Written instruction: Find the word "name" in the data. Return every line where it appears.

[BEGIN Task data]

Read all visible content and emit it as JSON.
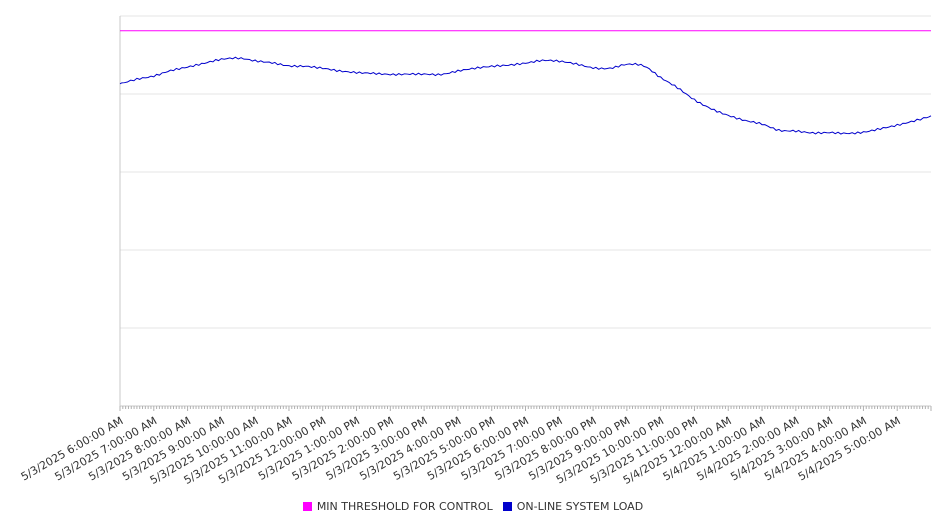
{
  "chart_data": {
    "type": "line",
    "x_start": "5/3/2025 6:00:00 AM",
    "x_end": "5/4/2025 6:00:00 AM",
    "tick_labels": [
      "5/3/2025 6:00:00 AM",
      "5/3/2025 7:00:00 AM",
      "5/3/2025 8:00:00 AM",
      "5/3/2025 9:00:00 AM",
      "5/3/2025 10:00:00 AM",
      "5/3/2025 11:00:00 AM",
      "5/3/2025 12:00:00 PM",
      "5/3/2025 1:00:00 PM",
      "5/3/2025 2:00:00 PM",
      "5/3/2025 3:00:00 PM",
      "5/3/2025 4:00:00 PM",
      "5/3/2025 5:00:00 PM",
      "5/3/2025 6:00:00 PM",
      "5/3/2025 7:00:00 PM",
      "5/3/2025 8:00:00 PM",
      "5/3/2025 9:00:00 PM",
      "5/3/2025 10:00:00 PM",
      "5/3/2025 11:00:00 PM",
      "5/4/2025 12:00:00 AM",
      "5/4/2025 1:00:00 AM",
      "5/4/2025 2:00:00 AM",
      "5/4/2025 3:00:00 AM",
      "5/4/2025 4:00:00 AM",
      "5/4/2025 5:00:00 AM"
    ],
    "y_range": [
      0,
      1
    ],
    "y_tick_labels_shown": false,
    "grid": "horizontal",
    "legend_position": "bottom-center",
    "series": [
      {
        "name": "MIN THRESHOLD FOR CONTROL",
        "color": "#ff00ff",
        "x": [
          "5/3/2025 6:00:00 AM",
          "5/4/2025 6:00:00 AM"
        ],
        "y": [
          0.962,
          0.962
        ]
      },
      {
        "name": "ON-LINE SYSTEM LOAD",
        "color": "#0000cc",
        "x": [
          "5/3/2025 6:00:00 AM",
          "5/3/2025 6:30:00 AM",
          "5/3/2025 7:00:00 AM",
          "5/3/2025 7:30:00 AM",
          "5/3/2025 8:00:00 AM",
          "5/3/2025 8:30:00 AM",
          "5/3/2025 9:00:00 AM",
          "5/3/2025 9:30:00 AM",
          "5/3/2025 10:00:00 AM",
          "5/3/2025 10:30:00 AM",
          "5/3/2025 11:00:00 AM",
          "5/3/2025 11:30:00 AM",
          "5/3/2025 12:00:00 PM",
          "5/3/2025 12:30:00 PM",
          "5/3/2025 1:00:00 PM",
          "5/3/2025 1:30:00 PM",
          "5/3/2025 2:00:00 PM",
          "5/3/2025 2:30:00 PM",
          "5/3/2025 3:00:00 PM",
          "5/3/2025 3:30:00 PM",
          "5/3/2025 4:00:00 PM",
          "5/3/2025 4:30:00 PM",
          "5/3/2025 5:00:00 PM",
          "5/3/2025 5:30:00 PM",
          "5/3/2025 6:00:00 PM",
          "5/3/2025 6:30:00 PM",
          "5/3/2025 7:00:00 PM",
          "5/3/2025 7:30:00 PM",
          "5/3/2025 8:00:00 PM",
          "5/3/2025 8:30:00 PM",
          "5/3/2025 9:00:00 PM",
          "5/3/2025 9:30:00 PM",
          "5/3/2025 10:00:00 PM",
          "5/3/2025 10:30:00 PM",
          "5/3/2025 11:00:00 PM",
          "5/3/2025 11:30:00 PM",
          "5/4/2025 12:00:00 AM",
          "5/4/2025 12:30:00 AM",
          "5/4/2025 1:00:00 AM",
          "5/4/2025 1:30:00 AM",
          "5/4/2025 2:00:00 AM",
          "5/4/2025 2:30:00 AM",
          "5/4/2025 3:00:00 AM",
          "5/4/2025 3:30:00 AM",
          "5/4/2025 4:00:00 AM",
          "5/4/2025 4:30:00 AM",
          "5/4/2025 5:00:00 AM",
          "5/4/2025 5:30:00 AM",
          "5/4/2025 6:00:00 AM"
        ],
        "y": [
          0.826,
          0.838,
          0.846,
          0.86,
          0.869,
          0.879,
          0.889,
          0.892,
          0.885,
          0.88,
          0.872,
          0.871,
          0.866,
          0.859,
          0.855,
          0.853,
          0.85,
          0.851,
          0.851,
          0.85,
          0.859,
          0.866,
          0.871,
          0.874,
          0.879,
          0.886,
          0.884,
          0.877,
          0.867,
          0.866,
          0.876,
          0.872,
          0.842,
          0.816,
          0.785,
          0.762,
          0.745,
          0.732,
          0.723,
          0.707,
          0.705,
          0.7,
          0.701,
          0.699,
          0.702,
          0.711,
          0.72,
          0.731,
          0.743
        ]
      }
    ]
  }
}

[END Task data]

Solution for this exercise:
        "name": "MIN THRESHOLD FOR CONTROL",
        "name": "ON-LINE SYSTEM LOAD",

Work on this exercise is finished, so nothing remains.